SET PROBLEM: Leave out the pictures and reproduce all of the data exactly.

RECORD EXCERPTS:
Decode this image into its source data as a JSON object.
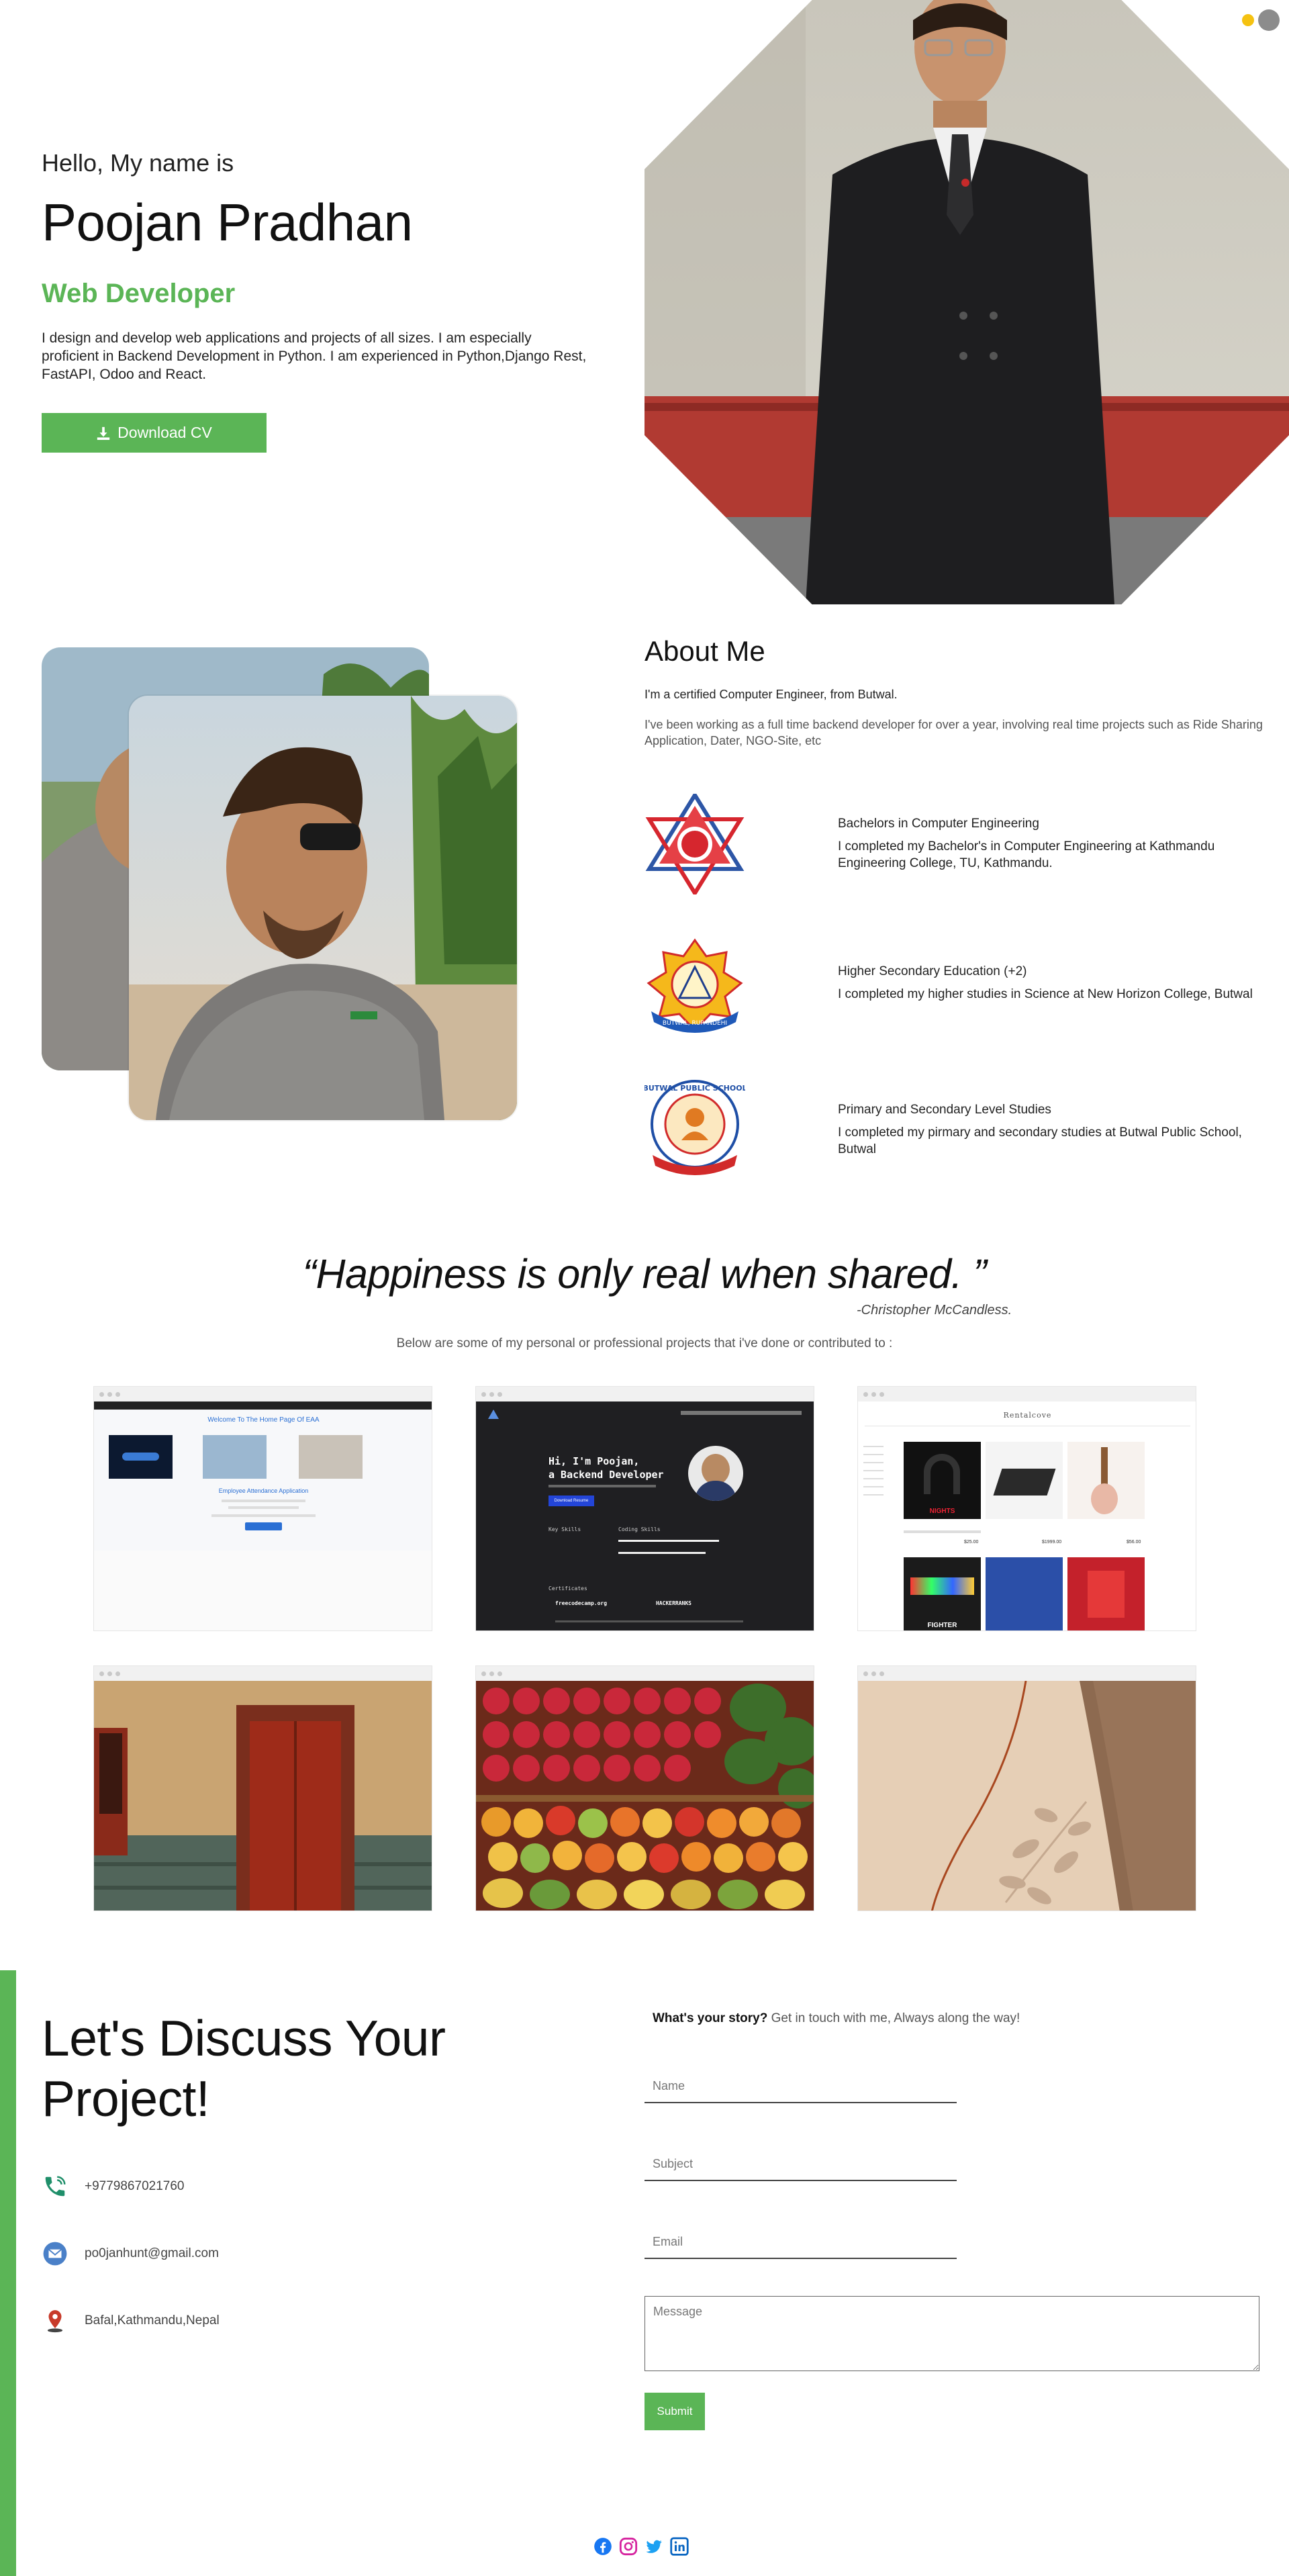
{
  "theme": {
    "accent": "#5bb556",
    "toggle_light": "#f5c211",
    "toggle_dark": "#8c8c8c"
  },
  "hero": {
    "greeting": "Hello, My name is",
    "name": "Poojan Pradhan",
    "role": "Web Developer",
    "bio": "I design and develop web applications and projects of all sizes. I am especially proficient in Backend Development in Python. I am experienced in Python,Django Rest, FastAPI, Odoo and React.",
    "download_label": "Download CV",
    "download_icon": "download-icon"
  },
  "about": {
    "title": "About Me",
    "p1": "I'm a certified Computer Engineer, from Butwal.",
    "p2": "I've been working as a full time backend developer for over a year, involving real time projects such as Ride Sharing Application, Dater, NGO-Site, etc"
  },
  "education": [
    {
      "title": "Bachelors in Computer Engineering",
      "desc": "I completed my Bachelor's in Computer Engineering at Kathmandu Engineering College, TU, Kathmandu."
    },
    {
      "title": "Higher Secondary Education (+2)",
      "desc": "I completed my higher studies in Science at New Horizon College, Butwal",
      "logo_text": "BUTWAL, RUPANDEHI"
    },
    {
      "title": "Primary and Secondary Level Studies",
      "desc": "I completed my pirmary and secondary studies at Butwal Public School, Butwal",
      "logo_text": "BUTWAL PUBLIC SCHOOL"
    }
  ],
  "quote": {
    "text": "“Happiness is only real when shared. ”",
    "author": "-Christopher McCandless."
  },
  "projects_intro": "Below are some of my personal or professional projects that i've done or contributed to :",
  "projects": {
    "p1": {
      "heading": "Welcome To The Home Page Of EAA",
      "sub": "Employee Attendance Application"
    },
    "p2": {
      "line1": "Hi, I'm Poojan,",
      "line2": "a Backend Developer",
      "button": "Download Resume",
      "skills_a": "Key Skills",
      "skills_b": "Coding Skills",
      "cert": "Certificates",
      "cert1": "freecodecamp.org",
      "cert2": "HACKERRANKS"
    },
    "p3": {
      "brand": "Rentalcove",
      "tag": "NIGHTS",
      "tag2": "FIGHTER",
      "price1": "$25.00",
      "price2": "$1999.00",
      "price3": "$56.00"
    }
  },
  "contact": {
    "title": "Let's Discuss Your Project!",
    "phone": "+9779867021760",
    "email": "po0janhunt@gmail.com",
    "location": "Bafal,Kathmandu,Nepal",
    "story_bold": "What's your story?",
    "story_rest": " Get in touch with me, Always along the way!",
    "name_ph": "Name",
    "subject_ph": "Subject",
    "email_ph": "Email",
    "message_ph": "Message",
    "submit_label": "Submit"
  },
  "socials": [
    "facebook-icon",
    "instagram-icon",
    "twitter-icon",
    "linkedin-icon"
  ]
}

THE RESPONSE:
Decode this image into its source data as a JSON object.
{
  "theme": {
    "accent": "#5bb556",
    "toggle_light": "#f5c211",
    "toggle_dark": "#8c8c8c"
  },
  "hero": {
    "greeting": "Hello, My name is",
    "name": "Poojan Pradhan",
    "role": "Web Developer",
    "bio": "I design and develop web applications and projects of all sizes. I am especially proficient in Backend Development in Python. I am experienced in Python,Django Rest, FastAPI, Odoo and React.",
    "download_label": "Download CV",
    "download_icon": "download-icon"
  },
  "about": {
    "title": "About Me",
    "p1": "I'm a certified Computer Engineer, from Butwal.",
    "p2": "I've been working as a full time backend developer for over a year, involving real time projects such as Ride Sharing Application, Dater, NGO-Site, etc"
  },
  "education": [
    {
      "title": "Bachelors in Computer Engineering",
      "desc": "I completed my Bachelor's in Computer Engineering at Kathmandu Engineering College, TU, Kathmandu."
    },
    {
      "title": "Higher Secondary Education (+2)",
      "desc": "I completed my higher studies in Science at New Horizon College, Butwal",
      "logo_text": "BUTWAL, RUPANDEHI"
    },
    {
      "title": "Primary and Secondary Level Studies",
      "desc": "I completed my pirmary and secondary studies at Butwal Public School, Butwal",
      "logo_text": "BUTWAL PUBLIC SCHOOL"
    }
  ],
  "quote": {
    "text": "“Happiness is only real when shared. ”",
    "author": "-Christopher McCandless."
  },
  "projects_intro": "Below are some of my personal or professional projects that i've done or contributed to :",
  "projects": {
    "p1": {
      "heading": "Welcome To The Home Page Of EAA",
      "sub": "Employee Attendance Application"
    },
    "p2": {
      "line1": "Hi, I'm Poojan,",
      "line2": "a Backend Developer",
      "button": "Download Resume",
      "skills_a": "Key Skills",
      "skills_b": "Coding Skills",
      "cert": "Certificates",
      "cert1": "freecodecamp.org",
      "cert2": "HACKERRANKS"
    },
    "p3": {
      "brand": "Rentalcove",
      "tag": "NIGHTS",
      "tag2": "FIGHTER",
      "price1": "$25.00",
      "price2": "$1999.00",
      "price3": "$56.00"
    }
  },
  "contact": {
    "title": "Let's Discuss Your Project!",
    "phone": "+9779867021760",
    "email": "po0janhunt@gmail.com",
    "location": "Bafal,Kathmandu,Nepal",
    "story_bold": "What's your story?",
    "story_rest": " Get in touch with me, Always along the way!",
    "name_ph": "Name",
    "subject_ph": "Subject",
    "email_ph": "Email",
    "message_ph": "Message",
    "submit_label": "Submit"
  },
  "socials": [
    "facebook-icon",
    "instagram-icon",
    "twitter-icon",
    "linkedin-icon"
  ]
}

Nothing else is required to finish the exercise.